Problem requirements: Repeat the full listing, word for word.

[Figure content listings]
• • • • •

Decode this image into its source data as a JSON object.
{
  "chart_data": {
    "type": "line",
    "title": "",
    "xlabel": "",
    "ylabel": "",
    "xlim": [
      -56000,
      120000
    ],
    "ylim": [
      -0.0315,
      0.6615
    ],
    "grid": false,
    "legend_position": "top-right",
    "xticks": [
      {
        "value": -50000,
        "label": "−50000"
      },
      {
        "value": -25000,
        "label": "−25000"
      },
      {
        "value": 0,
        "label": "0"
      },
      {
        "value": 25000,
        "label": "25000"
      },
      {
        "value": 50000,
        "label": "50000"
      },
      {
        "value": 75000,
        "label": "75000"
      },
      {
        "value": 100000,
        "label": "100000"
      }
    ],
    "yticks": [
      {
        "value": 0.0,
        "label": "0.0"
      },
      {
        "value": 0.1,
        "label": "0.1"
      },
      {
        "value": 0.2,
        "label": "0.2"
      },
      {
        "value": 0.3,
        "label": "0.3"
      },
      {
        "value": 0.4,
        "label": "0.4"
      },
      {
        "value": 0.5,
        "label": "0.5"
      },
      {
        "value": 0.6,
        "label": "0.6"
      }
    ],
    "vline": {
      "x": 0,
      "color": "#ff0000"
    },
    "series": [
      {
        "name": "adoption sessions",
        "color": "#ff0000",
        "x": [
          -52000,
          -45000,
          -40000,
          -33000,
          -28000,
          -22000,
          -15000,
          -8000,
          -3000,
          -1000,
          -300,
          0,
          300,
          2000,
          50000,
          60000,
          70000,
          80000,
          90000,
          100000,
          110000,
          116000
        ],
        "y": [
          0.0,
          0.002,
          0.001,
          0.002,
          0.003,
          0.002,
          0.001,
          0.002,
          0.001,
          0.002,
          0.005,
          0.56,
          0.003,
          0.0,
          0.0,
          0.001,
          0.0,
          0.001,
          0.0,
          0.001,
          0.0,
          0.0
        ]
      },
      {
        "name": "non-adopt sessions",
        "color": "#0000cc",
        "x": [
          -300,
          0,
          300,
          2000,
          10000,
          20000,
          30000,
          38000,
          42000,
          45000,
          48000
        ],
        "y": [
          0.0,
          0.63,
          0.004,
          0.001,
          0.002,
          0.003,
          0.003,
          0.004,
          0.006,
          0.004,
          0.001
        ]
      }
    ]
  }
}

• • • • •

Exercise response:
Decode this image into its source data as a JSON object.
{
  "chart_data": {
    "type": "line",
    "title": "",
    "xlabel": "",
    "ylabel": "",
    "xlim": [
      -56000,
      120000
    ],
    "ylim": [
      -0.0315,
      0.6615
    ],
    "grid": false,
    "legend_position": "top-right",
    "xticks": [
      {
        "value": -50000,
        "label": "−50000"
      },
      {
        "value": -25000,
        "label": "−25000"
      },
      {
        "value": 0,
        "label": "0"
      },
      {
        "value": 25000,
        "label": "25000"
      },
      {
        "value": 50000,
        "label": "50000"
      },
      {
        "value": 75000,
        "label": "75000"
      },
      {
        "value": 100000,
        "label": "100000"
      }
    ],
    "yticks": [
      {
        "value": 0.0,
        "label": "0.0"
      },
      {
        "value": 0.1,
        "label": "0.1"
      },
      {
        "value": 0.2,
        "label": "0.2"
      },
      {
        "value": 0.3,
        "label": "0.3"
      },
      {
        "value": 0.4,
        "label": "0.4"
      },
      {
        "value": 0.5,
        "label": "0.5"
      },
      {
        "value": 0.6,
        "label": "0.6"
      }
    ],
    "vline": {
      "x": 0,
      "color": "#ff0000"
    },
    "series": [
      {
        "name": "adoption sessions",
        "color": "#ff0000",
        "x": [
          -52000,
          -45000,
          -40000,
          -33000,
          -28000,
          -22000,
          -15000,
          -8000,
          -3000,
          -1000,
          -300,
          0,
          300,
          2000,
          50000,
          60000,
          70000,
          80000,
          90000,
          100000,
          110000,
          116000
        ],
        "y": [
          0.0,
          0.002,
          0.001,
          0.002,
          0.003,
          0.002,
          0.001,
          0.002,
          0.001,
          0.002,
          0.005,
          0.56,
          0.003,
          0.0,
          0.0,
          0.001,
          0.0,
          0.001,
          0.0,
          0.001,
          0.0,
          0.0
        ]
      },
      {
        "name": "non-adopt sessions",
        "color": "#0000cc",
        "x": [
          -300,
          0,
          300,
          2000,
          10000,
          20000,
          30000,
          38000,
          42000,
          45000,
          48000
        ],
        "y": [
          0.0,
          0.63,
          0.004,
          0.001,
          0.002,
          0.003,
          0.003,
          0.004,
          0.006,
          0.004,
          0.001
        ]
      }
    ]
  }
}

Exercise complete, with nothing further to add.